(RECORDED DATA)
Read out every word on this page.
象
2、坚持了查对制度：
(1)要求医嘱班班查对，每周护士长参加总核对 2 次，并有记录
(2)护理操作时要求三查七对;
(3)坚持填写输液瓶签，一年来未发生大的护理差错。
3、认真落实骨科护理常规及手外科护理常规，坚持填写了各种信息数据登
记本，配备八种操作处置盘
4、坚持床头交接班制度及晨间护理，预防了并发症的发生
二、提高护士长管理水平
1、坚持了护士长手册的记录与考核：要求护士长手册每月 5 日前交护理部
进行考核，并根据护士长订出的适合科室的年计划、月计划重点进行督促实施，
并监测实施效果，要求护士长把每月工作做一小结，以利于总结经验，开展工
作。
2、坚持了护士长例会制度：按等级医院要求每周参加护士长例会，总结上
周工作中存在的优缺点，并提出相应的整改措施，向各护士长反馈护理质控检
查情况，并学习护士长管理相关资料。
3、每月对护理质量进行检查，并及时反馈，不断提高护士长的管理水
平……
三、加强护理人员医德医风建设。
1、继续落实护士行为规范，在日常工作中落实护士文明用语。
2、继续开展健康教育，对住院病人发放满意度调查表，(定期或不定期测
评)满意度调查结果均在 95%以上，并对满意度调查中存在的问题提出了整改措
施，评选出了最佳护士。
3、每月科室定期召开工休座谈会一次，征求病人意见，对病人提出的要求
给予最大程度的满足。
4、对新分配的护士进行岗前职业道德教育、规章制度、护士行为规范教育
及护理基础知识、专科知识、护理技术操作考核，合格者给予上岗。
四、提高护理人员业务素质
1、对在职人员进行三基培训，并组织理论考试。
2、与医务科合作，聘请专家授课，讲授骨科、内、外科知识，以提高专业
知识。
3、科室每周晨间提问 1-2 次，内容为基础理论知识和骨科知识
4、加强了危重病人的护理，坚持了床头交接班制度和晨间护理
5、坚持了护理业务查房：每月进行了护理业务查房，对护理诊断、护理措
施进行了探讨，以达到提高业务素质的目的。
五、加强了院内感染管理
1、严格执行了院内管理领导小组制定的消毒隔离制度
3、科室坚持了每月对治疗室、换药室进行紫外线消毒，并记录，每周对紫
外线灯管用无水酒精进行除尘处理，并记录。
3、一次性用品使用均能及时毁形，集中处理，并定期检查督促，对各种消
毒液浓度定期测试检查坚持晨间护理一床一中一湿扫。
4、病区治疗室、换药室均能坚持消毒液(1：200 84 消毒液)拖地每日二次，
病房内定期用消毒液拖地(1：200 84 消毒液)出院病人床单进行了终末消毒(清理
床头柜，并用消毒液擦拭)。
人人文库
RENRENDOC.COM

(PROBLEM TO WORK ON)
Print the whole listing exactly as it is.

(WRITTEN REPLY)
Read out every word on this page.
象
2、坚持了查对制度：
(1)要求医嘱班班查对，每周护士长参加总核对 2 次，并有记录
(2)护理操作时要求三查七对;
(3)坚持填写输液瓶签，一年来未发生大的护理差错。
3、认真落实骨科护理常规及手外科护理常规，坚持填写了各种信息数据登
记本，配备八种操作处置盘
4、坚持床头交接班制度及晨间护理，预防了并发症的发生
二、提高护士长管理水平
1、坚持了护士长手册的记录与考核：要求护士长手册每月 5 日前交护理部
进行考核，并根据护士长订出的适合科室的年计划、月计划重点进行督促实施，
并监测实施效果，要求护士长把每月工作做一小结，以利于总结经验，开展工
作。
2、坚持了护士长例会制度：按等级医院要求每周参加护士长例会，总结上
周工作中存在的优缺点，并提出相应的整改措施，向各护士长反馈护理质控检
查情况，并学习护士长管理相关资料。
3、每月对护理质量进行检查，并及时反馈，不断提高护士长的管理水
平……
三、加强护理人员医德医风建设。
1、继续落实护士行为规范，在日常工作中落实护士文明用语。
2、继续开展健康教育，对住院病人发放满意度调查表，(定期或不定期测
评)满意度调查结果均在 95%以上，并对满意度调查中存在的问题提出了整改措
施，评选出了最佳护士。
3、每月科室定期召开工休座谈会一次，征求病人意见，对病人提出的要求
给予最大程度的满足。
4、对新分配的护士进行岗前职业道德教育、规章制度、护士行为规范教育
及护理基础知识、专科知识、护理技术操作考核，合格者给予上岗。
四、提高护理人员业务素质
1、对在职人员进行三基培训，并组织理论考试。
2、与医务科合作，聘请专家授课，讲授骨科、内、外科知识，以提高专业
知识。
3、科室每周晨间提问 1-2 次，内容为基础理论知识和骨科知识
4、加强了危重病人的护理，坚持了床头交接班制度和晨间护理
5、坚持了护理业务查房：每月进行了护理业务查房，对护理诊断、护理措
施进行了探讨，以达到提高业务素质的目的。
五、加强了院内感染管理
1、严格执行了院内管理领导小组制定的消毒隔离制度
3、科室坚持了每月对治疗室、换药室进行紫外线消毒，并记录，每周对紫
外线灯管用无水酒精进行除尘处理，并记录。
3、一次性用品使用均能及时毁形，集中处理，并定期检查督促，对各种消
毒液浓度定期测试检查坚持晨间护理一床一中一湿扫。
4、病区治疗室、换药室均能坚持消毒液(1：200 84 消毒液)拖地每日二次，
病房内定期用消毒液拖地(1：200 84 消毒液)出院病人床单进行了终末消毒(清理
床头柜，并用消毒液擦拭)。
人人文库
RENRENDOC.COM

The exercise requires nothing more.